◆ AIM: Gather all lines in the records below that include the word "nostro".

::::

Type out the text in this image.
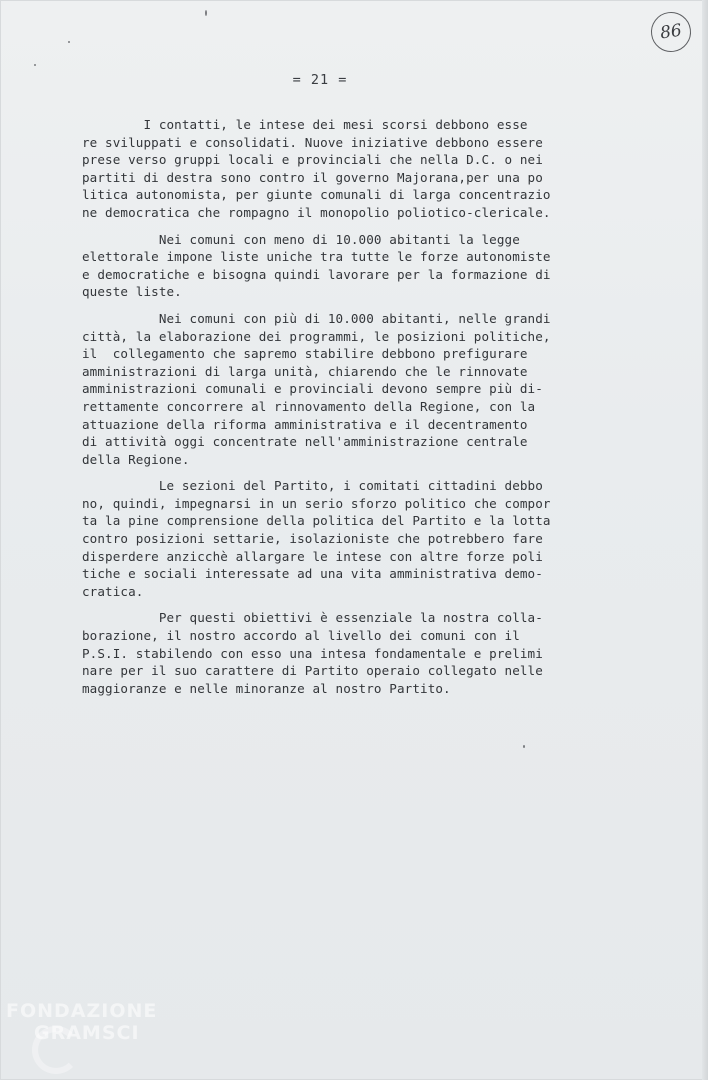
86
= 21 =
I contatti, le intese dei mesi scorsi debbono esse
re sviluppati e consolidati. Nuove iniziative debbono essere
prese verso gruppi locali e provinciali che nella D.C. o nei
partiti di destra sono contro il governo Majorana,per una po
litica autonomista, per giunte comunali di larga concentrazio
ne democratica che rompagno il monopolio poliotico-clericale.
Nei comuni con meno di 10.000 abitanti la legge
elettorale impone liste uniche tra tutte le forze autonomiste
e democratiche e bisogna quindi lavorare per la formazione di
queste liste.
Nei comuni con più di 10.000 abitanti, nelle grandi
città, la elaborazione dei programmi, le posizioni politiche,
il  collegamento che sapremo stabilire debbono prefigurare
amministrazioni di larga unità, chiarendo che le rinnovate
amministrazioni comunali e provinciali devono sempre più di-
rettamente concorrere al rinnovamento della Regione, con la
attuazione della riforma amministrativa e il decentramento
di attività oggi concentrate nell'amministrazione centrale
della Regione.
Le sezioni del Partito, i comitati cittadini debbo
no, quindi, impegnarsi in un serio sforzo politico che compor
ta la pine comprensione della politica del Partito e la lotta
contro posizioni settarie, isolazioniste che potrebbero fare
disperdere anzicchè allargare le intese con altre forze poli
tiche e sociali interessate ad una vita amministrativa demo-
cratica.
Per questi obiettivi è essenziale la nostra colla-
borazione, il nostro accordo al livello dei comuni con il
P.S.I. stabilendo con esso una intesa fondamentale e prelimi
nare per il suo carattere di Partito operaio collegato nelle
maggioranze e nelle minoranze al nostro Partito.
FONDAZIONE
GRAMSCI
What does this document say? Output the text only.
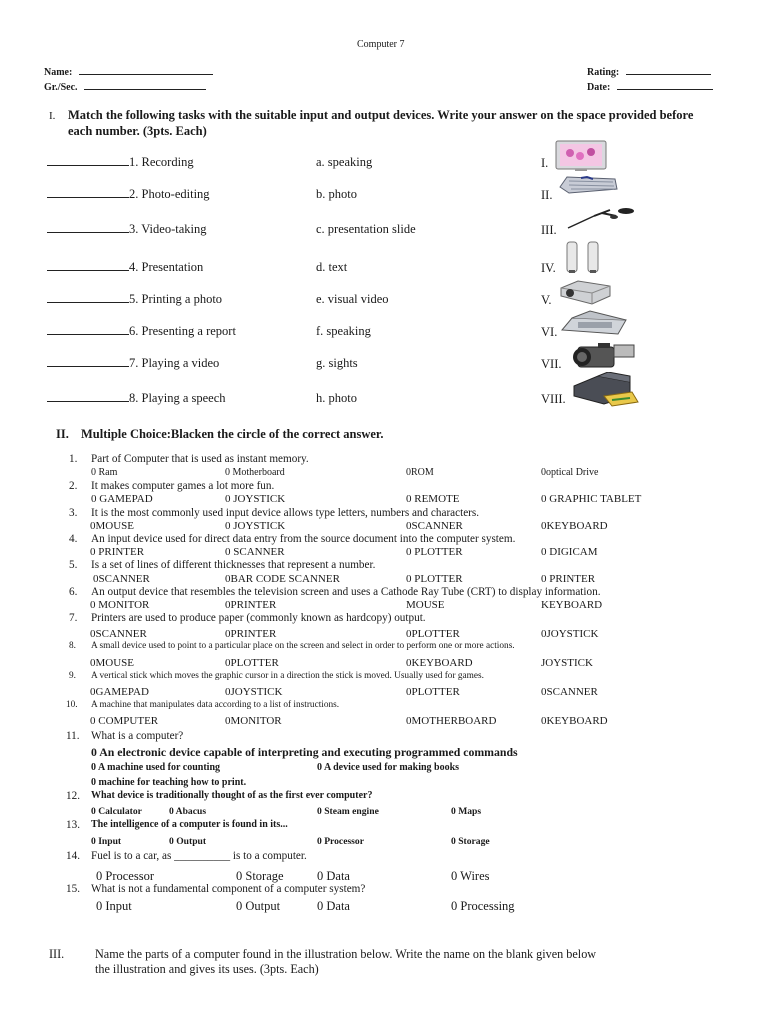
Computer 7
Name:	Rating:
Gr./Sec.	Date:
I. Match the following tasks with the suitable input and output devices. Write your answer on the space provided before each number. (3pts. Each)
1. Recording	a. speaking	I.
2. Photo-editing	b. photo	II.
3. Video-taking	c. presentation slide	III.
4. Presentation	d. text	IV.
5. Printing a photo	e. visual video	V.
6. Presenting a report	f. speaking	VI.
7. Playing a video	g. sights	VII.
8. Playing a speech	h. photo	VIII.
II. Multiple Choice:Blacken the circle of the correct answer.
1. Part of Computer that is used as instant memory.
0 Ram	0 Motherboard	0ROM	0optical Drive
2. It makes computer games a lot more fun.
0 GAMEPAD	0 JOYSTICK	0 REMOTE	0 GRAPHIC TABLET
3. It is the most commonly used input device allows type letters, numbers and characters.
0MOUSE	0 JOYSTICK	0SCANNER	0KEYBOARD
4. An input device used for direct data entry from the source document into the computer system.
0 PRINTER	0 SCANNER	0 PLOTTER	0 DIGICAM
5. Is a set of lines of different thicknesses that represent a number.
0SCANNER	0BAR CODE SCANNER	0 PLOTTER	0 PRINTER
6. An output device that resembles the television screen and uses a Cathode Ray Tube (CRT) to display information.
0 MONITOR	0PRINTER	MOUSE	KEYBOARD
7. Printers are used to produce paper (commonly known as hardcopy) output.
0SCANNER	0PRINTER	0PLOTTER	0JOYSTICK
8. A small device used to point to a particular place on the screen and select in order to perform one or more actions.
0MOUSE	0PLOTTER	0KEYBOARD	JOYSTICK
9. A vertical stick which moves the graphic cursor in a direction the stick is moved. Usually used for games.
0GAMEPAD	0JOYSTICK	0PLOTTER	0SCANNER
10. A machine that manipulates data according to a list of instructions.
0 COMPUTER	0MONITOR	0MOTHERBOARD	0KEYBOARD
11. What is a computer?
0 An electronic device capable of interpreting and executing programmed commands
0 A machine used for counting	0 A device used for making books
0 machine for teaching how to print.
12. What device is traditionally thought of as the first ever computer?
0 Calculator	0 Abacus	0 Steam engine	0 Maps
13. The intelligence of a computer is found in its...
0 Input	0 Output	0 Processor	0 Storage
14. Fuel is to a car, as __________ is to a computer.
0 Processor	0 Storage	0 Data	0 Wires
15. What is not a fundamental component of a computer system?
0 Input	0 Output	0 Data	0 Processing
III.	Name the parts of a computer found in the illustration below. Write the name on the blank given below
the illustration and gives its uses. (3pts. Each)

::::

◆ TASK SOLUTION:
borazione, il nostro accordo al livello dei comuni con il
maggioranze e nelle minoranze al nostro Partito.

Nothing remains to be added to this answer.